> _Figure dataset records_

-- BEGIN --

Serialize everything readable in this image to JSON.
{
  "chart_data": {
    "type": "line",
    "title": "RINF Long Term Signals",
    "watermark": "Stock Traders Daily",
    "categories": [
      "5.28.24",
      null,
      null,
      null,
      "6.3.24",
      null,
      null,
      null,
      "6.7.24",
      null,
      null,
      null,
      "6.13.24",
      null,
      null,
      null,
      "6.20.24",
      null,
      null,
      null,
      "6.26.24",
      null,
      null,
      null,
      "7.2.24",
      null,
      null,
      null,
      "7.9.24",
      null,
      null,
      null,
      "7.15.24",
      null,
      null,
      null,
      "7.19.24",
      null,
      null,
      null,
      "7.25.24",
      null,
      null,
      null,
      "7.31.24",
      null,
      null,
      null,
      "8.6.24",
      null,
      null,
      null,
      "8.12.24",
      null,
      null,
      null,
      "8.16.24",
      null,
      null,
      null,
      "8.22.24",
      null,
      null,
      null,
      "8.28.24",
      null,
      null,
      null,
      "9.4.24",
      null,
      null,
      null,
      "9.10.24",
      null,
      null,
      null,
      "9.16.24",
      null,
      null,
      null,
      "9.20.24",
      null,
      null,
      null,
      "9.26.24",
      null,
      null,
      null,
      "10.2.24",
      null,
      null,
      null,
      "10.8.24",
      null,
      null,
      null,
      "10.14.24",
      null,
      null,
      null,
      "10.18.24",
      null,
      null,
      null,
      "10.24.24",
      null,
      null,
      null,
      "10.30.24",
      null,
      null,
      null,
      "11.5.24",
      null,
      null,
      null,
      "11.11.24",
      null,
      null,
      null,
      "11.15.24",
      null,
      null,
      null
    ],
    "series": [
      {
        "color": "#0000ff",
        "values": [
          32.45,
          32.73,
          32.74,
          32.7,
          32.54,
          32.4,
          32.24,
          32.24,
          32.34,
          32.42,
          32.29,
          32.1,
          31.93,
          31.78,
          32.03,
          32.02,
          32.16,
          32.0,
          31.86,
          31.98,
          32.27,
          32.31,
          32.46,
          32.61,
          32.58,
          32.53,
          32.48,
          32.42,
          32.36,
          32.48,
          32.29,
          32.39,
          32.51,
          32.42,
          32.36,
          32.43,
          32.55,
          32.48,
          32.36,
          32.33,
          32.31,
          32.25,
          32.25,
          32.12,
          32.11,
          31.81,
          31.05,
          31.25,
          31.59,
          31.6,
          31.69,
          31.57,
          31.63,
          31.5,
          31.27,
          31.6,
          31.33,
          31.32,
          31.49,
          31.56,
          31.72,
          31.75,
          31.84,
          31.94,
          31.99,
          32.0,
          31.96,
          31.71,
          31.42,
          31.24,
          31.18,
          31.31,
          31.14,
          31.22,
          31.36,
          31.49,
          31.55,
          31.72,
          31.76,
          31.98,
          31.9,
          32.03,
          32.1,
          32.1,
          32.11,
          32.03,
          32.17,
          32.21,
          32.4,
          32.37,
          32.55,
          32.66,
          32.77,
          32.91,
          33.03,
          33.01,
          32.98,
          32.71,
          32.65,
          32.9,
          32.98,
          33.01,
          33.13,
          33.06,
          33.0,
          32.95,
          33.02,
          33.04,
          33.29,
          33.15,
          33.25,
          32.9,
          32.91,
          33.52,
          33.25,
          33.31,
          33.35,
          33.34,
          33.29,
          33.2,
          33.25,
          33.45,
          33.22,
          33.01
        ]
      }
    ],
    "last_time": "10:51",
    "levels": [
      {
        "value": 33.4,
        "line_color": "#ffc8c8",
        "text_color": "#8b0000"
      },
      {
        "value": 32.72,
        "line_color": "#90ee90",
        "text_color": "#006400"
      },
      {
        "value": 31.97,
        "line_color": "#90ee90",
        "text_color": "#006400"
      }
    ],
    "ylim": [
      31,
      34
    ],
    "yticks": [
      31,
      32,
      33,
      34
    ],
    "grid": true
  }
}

-- END --

> _The request_
Restate the data above exactly, keeping each word as it stands.

> _Answer for this exercise_
Serialize everything readable in this image to JSON.
{
  "chart_data": {
    "type": "line",
    "title": "RINF Long Term Signals",
    "watermark": "Stock Traders Daily",
    "categories": [
      "5.28.24",
      null,
      null,
      null,
      "6.3.24",
      null,
      null,
      null,
      "6.7.24",
      null,
      null,
      null,
      "6.13.24",
      null,
      null,
      null,
      "6.20.24",
      null,
      null,
      null,
      "6.26.24",
      null,
      null,
      null,
      "7.2.24",
      null,
      null,
      null,
      "7.9.24",
      null,
      null,
      null,
      "7.15.24",
      null,
      null,
      null,
      "7.19.24",
      null,
      null,
      null,
      "7.25.24",
      null,
      null,
      null,
      "7.31.24",
      null,
      null,
      null,
      "8.6.24",
      null,
      null,
      null,
      "8.12.24",
      null,
      null,
      null,
      "8.16.24",
      null,
      null,
      null,
      "8.22.24",
      null,
      null,
      null,
      "8.28.24",
      null,
      null,
      null,
      "9.4.24",
      null,
      null,
      null,
      "9.10.24",
      null,
      null,
      null,
      "9.16.24",
      null,
      null,
      null,
      "9.20.24",
      null,
      null,
      null,
      "9.26.24",
      null,
      null,
      null,
      "10.2.24",
      null,
      null,
      null,
      "10.8.24",
      null,
      null,
      null,
      "10.14.24",
      null,
      null,
      null,
      "10.18.24",
      null,
      null,
      null,
      "10.24.24",
      null,
      null,
      null,
      "10.30.24",
      null,
      null,
      null,
      "11.5.24",
      null,
      null,
      null,
      "11.11.24",
      null,
      null,
      null,
      "11.15.24",
      null,
      null,
      null
    ],
    "series": [
      {
        "color": "#0000ff",
        "values": [
          32.45,
          32.73,
          32.74,
          32.7,
          32.54,
          32.4,
          32.24,
          32.24,
          32.34,
          32.42,
          32.29,
          32.1,
          31.93,
          31.78,
          32.03,
          32.02,
          32.16,
          32.0,
          31.86,
          31.98,
          32.27,
          32.31,
          32.46,
          32.61,
          32.58,
          32.53,
          32.48,
          32.42,
          32.36,
          32.48,
          32.29,
          32.39,
          32.51,
          32.42,
          32.36,
          32.43,
          32.55,
          32.48,
          32.36,
          32.33,
          32.31,
          32.25,
          32.25,
          32.12,
          32.11,
          31.81,
          31.05,
          31.25,
          31.59,
          31.6,
          31.69,
          31.57,
          31.63,
          31.5,
          31.27,
          31.6,
          31.33,
          31.32,
          31.49,
          31.56,
          31.72,
          31.75,
          31.84,
          31.94,
          31.99,
          32.0,
          31.96,
          31.71,
          31.42,
          31.24,
          31.18,
          31.31,
          31.14,
          31.22,
          31.36,
          31.49,
          31.55,
          31.72,
          31.76,
          31.98,
          31.9,
          32.03,
          32.1,
          32.1,
          32.11,
          32.03,
          32.17,
          32.21,
          32.4,
          32.37,
          32.55,
          32.66,
          32.77,
          32.91,
          33.03,
          33.01,
          32.98,
          32.71,
          32.65,
          32.9,
          32.98,
          33.01,
          33.13,
          33.06,
          33.0,
          32.95,
          33.02,
          33.04,
          33.29,
          33.15,
          33.25,
          32.9,
          32.91,
          33.52,
          33.25,
          33.31,
          33.35,
          33.34,
          33.29,
          33.2,
          33.25,
          33.45,
          33.22,
          33.01
        ]
      }
    ],
    "last_time": "10:51",
    "levels": [
      {
        "value": 33.4,
        "line_color": "#ffc8c8",
        "text_color": "#8b0000"
      },
      {
        "value": 32.72,
        "line_color": "#90ee90",
        "text_color": "#006400"
      },
      {
        "value": 31.97,
        "line_color": "#90ee90",
        "text_color": "#006400"
      }
    ],
    "ylim": [
      31,
      34
    ],
    "yticks": [
      31,
      32,
      33,
      34
    ],
    "grid": true
  }
}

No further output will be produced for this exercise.